EXERCISE OBJECTIVE: Determine the number of lines holding the word "quanto"; answer with that number only.

## Start DATASET

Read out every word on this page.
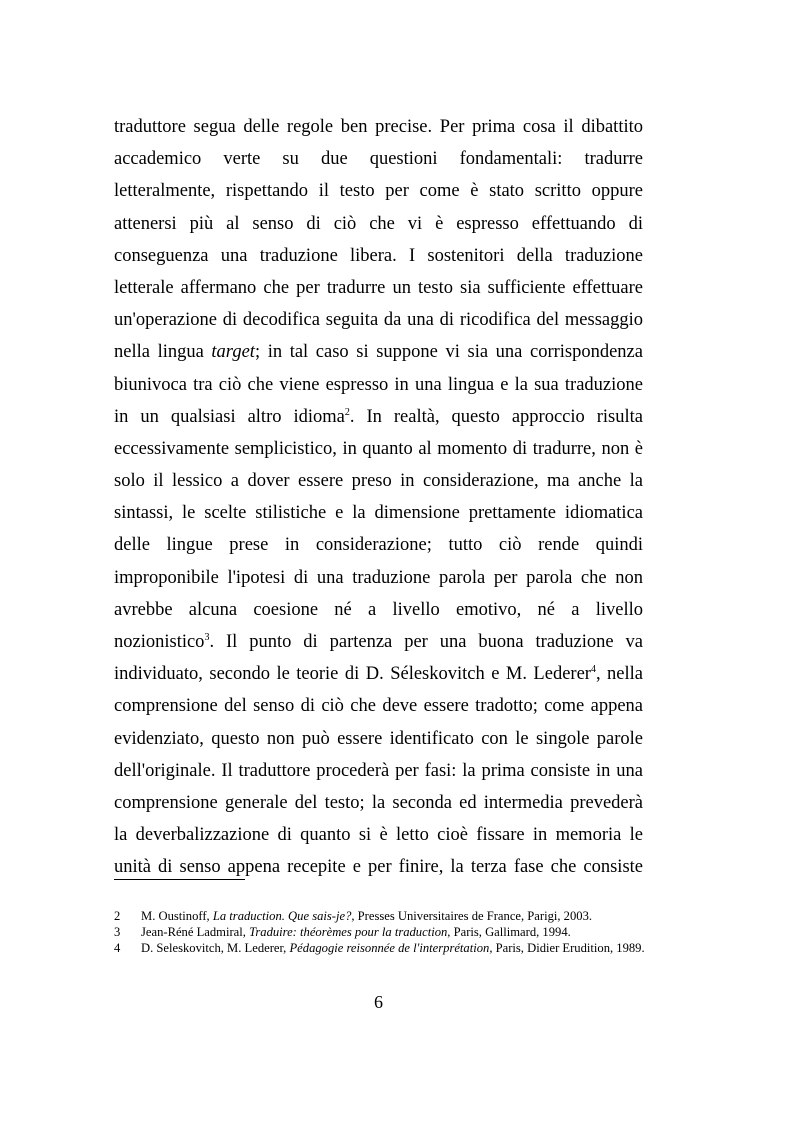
traduttore segua delle regole ben precise. Per prima cosa il dibattito
accademico verte su due questioni fondamentali: tradurre
letteralmente, rispettando il testo per come è stato scritto oppure
attenersi più al senso di ciò che vi è espresso effettuando di
conseguenza una traduzione libera. I sostenitori della traduzione
letterale affermano che per tradurre un testo sia sufficiente effettuare
un'operazione di decodifica seguita da una di ricodifica del messaggio
nella lingua target; in tal caso si suppone vi sia una corrispondenza
biunivoca tra ciò che viene espresso in una lingua e la sua traduzione
in un qualsiasi altro idioma$^2$. In realtà, questo approccio risulta
eccessivamente semplicistico, in quanto al momento di tradurre, non è
solo il lessico a dover essere preso in considerazione, ma anche la
sintassi, le scelte stilistiche e la dimensione prettamente idiomatica
delle lingue prese in considerazione; tutto ciò rende quindi
improponibile l'ipotesi di una traduzione parola per parola che non
avrebbe alcuna coesione né a livello emotivo, né a livello
nozionistico$^3$. Il punto di partenza per una buona traduzione va
individuato, secondo le teorie di D. Séleskovitch e M. Lederer$^4$, nella
comprensione del senso di ciò che deve essere tradotto; come appena
evidenziato, questo non può essere identificato con le singole parole
dell'originale. Il traduttore procederà per fasi: la prima consiste in una
comprensione generale del testo; la seconda ed intermedia prevederà
la deverbalizzazione di quanto si è letto cioè fissare in memoria le
unità di senso appena recepite e per finire, la terza fase che consiste
2 M. Oustinoff, La traduction. Que sais-je?, Presses Universitaires de France, Parigi, 2003.
3 Jean-Réné Ladmiral, Traduire: théorèmes pour la traduction, Paris, Gallimard, 1994.
4 D. Seleskovitch, M. Lederer, Pédagogie reisonnée de l'interprétation, Paris, Didier Erudition, 1989.
6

## End DATASET

RESPONSE BELOW: 2